THE PROBLEM:
Copy every line of the listing exactly.

INPUT:

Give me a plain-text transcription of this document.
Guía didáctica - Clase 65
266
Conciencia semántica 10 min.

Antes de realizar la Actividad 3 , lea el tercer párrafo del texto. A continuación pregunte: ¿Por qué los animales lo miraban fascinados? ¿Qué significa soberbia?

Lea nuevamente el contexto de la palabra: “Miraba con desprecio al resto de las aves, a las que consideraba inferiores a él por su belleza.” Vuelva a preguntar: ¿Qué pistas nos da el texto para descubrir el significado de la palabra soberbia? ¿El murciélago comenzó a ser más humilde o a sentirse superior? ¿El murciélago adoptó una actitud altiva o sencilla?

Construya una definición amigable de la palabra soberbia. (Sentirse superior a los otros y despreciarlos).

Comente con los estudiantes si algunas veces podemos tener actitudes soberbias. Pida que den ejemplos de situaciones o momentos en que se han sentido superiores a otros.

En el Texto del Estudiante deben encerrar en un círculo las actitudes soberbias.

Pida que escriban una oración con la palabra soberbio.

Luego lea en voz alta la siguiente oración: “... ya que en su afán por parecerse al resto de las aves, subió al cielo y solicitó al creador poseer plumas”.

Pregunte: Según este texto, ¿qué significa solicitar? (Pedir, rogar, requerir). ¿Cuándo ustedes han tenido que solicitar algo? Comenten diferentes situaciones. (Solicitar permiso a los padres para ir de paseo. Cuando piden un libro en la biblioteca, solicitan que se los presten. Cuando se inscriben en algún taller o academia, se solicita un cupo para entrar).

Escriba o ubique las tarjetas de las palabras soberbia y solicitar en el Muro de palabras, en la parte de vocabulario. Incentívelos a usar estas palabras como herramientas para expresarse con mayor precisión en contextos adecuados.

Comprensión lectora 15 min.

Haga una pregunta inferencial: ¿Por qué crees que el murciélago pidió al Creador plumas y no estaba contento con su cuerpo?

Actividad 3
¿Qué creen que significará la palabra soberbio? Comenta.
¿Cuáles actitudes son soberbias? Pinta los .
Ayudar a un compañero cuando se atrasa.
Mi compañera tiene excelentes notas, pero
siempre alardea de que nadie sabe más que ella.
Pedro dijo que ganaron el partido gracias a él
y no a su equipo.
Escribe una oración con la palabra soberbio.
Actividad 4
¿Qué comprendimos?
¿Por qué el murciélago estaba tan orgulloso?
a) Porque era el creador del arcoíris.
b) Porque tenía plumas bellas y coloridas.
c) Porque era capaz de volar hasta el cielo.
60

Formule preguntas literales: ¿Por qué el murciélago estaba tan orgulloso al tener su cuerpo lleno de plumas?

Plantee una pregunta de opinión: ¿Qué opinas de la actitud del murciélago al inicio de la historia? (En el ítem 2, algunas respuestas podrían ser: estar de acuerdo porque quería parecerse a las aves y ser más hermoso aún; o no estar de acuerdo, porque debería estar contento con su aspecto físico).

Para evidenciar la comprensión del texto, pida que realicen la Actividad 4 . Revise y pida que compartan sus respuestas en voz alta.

CORRECT ANSWER:
Give me a plain-text transcription of this document.
Guía didáctica - Clase 65
266
Conciencia semántica 10 min.

Antes de realizar la Actividad 3 , lea el tercer párrafo del texto. A continuación pregunte: ¿Por qué los animales lo miraban fascinados? ¿Qué significa soberbia?

Lea nuevamente el contexto de la palabra: “Miraba con desprecio al resto de las aves, a las que consideraba inferiores a él por su belleza.” Vuelva a preguntar: ¿Qué pistas nos da el texto para descubrir el significado de la palabra soberbia? ¿El murciélago comenzó a ser más humilde o a sentirse superior? ¿El murciélago adoptó una actitud altiva o sencilla?

Construya una definición amigable de la palabra soberbia. (Sentirse superior a los otros y despreciarlos).

Comente con los estudiantes si algunas veces podemos tener actitudes soberbias. Pida que den ejemplos de situaciones o momentos en que se han sentido superiores a otros.

En el Texto del Estudiante deben encerrar en un círculo las actitudes soberbias.

Pida que escriban una oración con la palabra soberbio.

Luego lea en voz alta la siguiente oración: “... ya que en su afán por parecerse al resto de las aves, subió al cielo y solicitó al creador poseer plumas”.

Pregunte: Según este texto, ¿qué significa solicitar? (Pedir, rogar, requerir). ¿Cuándo ustedes han tenido que solicitar algo? Comenten diferentes situaciones. (Solicitar permiso a los padres para ir de paseo. Cuando piden un libro en la biblioteca, solicitan que se los presten. Cuando se inscriben en algún taller o academia, se solicita un cupo para entrar).

Escriba o ubique las tarjetas de las palabras soberbia y solicitar en el Muro de palabras, en la parte de vocabulario. Incentívelos a usar estas palabras como herramientas para expresarse con mayor precisión en contextos adecuados.

Comprensión lectora 15 min.

Haga una pregunta inferencial: ¿Por qué crees que el murciélago pidió al Creador plumas y no estaba contento con su cuerpo?

Actividad 3
¿Qué creen que significará la palabra soberbio? Comenta.
¿Cuáles actitudes son soberbias? Pinta los .
Ayudar a un compañero cuando se atrasa.
Mi compañera tiene excelentes notas, pero
siempre alardea de que nadie sabe más que ella.
Pedro dijo que ganaron el partido gracias a él
y no a su equipo.
Escribe una oración con la palabra soberbio.
Actividad 4
¿Qué comprendimos?
¿Por qué el murciélago estaba tan orgulloso?
a) Porque era el creador del arcoíris.
b) Porque tenía plumas bellas y coloridas.
c) Porque era capaz de volar hasta el cielo.
60

Formule preguntas literales: ¿Por qué el murciélago estaba tan orgulloso al tener su cuerpo lleno de plumas?

Plantee una pregunta de opinión: ¿Qué opinas de la actitud del murciélago al inicio de la historia? (En el ítem 2, algunas respuestas podrían ser: estar de acuerdo porque quería parecerse a las aves y ser más hermoso aún; o no estar de acuerdo, porque debería estar contento con su aspecto físico).

Para evidenciar la comprensión del texto, pida que realicen la Actividad 4 . Revise y pida que compartan sus respuestas en voz alta.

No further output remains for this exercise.